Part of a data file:

☆ ☆ ☆ ☆

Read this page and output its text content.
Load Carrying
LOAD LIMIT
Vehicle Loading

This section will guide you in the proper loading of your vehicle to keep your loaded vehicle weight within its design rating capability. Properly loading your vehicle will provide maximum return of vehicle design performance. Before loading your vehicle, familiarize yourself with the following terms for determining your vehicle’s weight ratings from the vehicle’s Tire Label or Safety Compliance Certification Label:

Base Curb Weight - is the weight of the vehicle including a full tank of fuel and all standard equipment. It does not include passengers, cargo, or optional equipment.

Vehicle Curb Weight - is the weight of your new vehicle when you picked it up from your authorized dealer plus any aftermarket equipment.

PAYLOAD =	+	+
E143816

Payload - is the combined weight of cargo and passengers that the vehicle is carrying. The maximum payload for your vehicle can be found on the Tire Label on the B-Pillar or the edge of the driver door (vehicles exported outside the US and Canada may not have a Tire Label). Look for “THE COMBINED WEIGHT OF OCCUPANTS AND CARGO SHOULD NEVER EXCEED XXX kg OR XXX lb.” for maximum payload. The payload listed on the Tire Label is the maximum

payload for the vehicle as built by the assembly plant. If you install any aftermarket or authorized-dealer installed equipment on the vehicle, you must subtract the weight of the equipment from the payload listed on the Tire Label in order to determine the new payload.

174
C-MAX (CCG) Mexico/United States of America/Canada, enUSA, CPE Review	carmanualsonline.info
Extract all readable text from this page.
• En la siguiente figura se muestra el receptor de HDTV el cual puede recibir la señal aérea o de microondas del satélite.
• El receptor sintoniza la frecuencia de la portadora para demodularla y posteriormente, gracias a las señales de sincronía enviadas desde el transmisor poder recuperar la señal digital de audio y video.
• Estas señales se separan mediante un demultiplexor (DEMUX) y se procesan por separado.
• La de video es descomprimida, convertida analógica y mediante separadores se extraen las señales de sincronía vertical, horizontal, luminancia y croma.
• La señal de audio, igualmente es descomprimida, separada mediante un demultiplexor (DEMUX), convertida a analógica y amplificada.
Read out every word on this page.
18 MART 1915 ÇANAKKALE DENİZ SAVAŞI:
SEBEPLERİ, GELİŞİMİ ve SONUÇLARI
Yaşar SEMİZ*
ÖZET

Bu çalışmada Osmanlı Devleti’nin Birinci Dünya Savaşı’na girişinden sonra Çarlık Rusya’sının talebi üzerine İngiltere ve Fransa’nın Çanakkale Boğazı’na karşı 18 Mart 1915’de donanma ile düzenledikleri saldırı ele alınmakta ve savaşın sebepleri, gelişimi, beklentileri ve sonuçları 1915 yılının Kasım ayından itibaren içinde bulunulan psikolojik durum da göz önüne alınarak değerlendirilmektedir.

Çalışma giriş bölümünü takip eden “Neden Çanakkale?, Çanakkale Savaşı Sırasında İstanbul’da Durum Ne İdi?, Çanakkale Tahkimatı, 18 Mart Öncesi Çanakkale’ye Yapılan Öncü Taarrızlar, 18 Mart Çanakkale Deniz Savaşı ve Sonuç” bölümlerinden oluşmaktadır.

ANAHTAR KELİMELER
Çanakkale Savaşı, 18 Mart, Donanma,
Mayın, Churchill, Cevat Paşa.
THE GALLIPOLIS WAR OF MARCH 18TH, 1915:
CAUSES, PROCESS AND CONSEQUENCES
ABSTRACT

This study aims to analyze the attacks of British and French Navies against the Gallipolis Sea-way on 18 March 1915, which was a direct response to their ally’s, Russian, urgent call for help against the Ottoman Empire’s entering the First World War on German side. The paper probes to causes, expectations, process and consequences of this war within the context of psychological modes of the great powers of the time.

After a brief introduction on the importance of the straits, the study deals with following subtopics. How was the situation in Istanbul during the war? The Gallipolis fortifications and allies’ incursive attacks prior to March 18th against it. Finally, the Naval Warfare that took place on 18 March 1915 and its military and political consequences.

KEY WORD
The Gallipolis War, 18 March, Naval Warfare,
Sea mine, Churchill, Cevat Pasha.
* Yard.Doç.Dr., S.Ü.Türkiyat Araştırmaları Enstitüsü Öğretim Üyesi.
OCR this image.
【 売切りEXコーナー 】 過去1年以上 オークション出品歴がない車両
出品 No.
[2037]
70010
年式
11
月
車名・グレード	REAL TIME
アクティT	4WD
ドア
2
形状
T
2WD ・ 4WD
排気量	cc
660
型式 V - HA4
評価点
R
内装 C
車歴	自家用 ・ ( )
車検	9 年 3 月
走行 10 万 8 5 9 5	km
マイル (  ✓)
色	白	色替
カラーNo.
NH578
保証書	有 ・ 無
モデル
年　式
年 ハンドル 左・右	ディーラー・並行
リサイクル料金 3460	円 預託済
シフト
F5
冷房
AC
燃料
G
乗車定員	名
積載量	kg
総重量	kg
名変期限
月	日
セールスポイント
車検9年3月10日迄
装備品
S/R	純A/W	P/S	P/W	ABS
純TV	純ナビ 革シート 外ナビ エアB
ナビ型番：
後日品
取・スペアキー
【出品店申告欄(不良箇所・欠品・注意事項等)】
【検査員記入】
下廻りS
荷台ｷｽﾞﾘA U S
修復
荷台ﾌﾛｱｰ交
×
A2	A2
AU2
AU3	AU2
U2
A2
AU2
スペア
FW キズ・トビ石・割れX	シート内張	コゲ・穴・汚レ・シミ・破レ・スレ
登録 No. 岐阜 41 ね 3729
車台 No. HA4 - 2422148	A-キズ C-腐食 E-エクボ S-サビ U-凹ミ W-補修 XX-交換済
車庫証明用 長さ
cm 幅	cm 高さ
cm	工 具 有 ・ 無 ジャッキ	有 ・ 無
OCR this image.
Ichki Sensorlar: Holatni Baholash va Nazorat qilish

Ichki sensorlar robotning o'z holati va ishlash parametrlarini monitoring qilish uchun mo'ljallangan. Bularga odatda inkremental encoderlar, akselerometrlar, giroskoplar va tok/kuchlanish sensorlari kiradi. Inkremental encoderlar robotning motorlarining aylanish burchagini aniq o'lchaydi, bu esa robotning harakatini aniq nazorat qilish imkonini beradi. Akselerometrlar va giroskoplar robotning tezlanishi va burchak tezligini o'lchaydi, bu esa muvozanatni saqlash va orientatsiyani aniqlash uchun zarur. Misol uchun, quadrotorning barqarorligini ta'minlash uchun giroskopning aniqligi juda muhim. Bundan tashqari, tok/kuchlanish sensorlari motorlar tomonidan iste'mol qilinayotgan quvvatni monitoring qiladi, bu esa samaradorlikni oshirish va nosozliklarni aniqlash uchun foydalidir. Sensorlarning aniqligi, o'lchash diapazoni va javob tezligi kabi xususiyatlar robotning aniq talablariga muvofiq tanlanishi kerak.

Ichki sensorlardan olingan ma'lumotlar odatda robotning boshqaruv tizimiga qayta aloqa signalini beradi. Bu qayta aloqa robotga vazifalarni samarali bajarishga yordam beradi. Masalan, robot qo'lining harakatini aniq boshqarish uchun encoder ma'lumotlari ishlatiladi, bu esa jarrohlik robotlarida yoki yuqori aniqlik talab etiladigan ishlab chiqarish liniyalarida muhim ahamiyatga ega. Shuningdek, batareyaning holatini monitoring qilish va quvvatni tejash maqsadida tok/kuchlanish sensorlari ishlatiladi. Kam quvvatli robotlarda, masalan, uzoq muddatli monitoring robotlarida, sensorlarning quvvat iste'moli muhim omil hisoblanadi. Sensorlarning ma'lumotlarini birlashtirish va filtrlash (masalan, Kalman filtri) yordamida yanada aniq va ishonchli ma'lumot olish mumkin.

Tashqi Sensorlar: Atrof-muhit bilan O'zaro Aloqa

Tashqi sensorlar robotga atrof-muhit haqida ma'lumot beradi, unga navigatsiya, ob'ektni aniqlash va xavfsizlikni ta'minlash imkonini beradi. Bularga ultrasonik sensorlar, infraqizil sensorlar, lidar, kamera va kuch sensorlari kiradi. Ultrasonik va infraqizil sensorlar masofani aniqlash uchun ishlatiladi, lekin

☆ ☆ ☆ ☆

→ Task description
Above are entries; state the number of lines among them that contain "Naval", and nothing else.

→ Correct response
2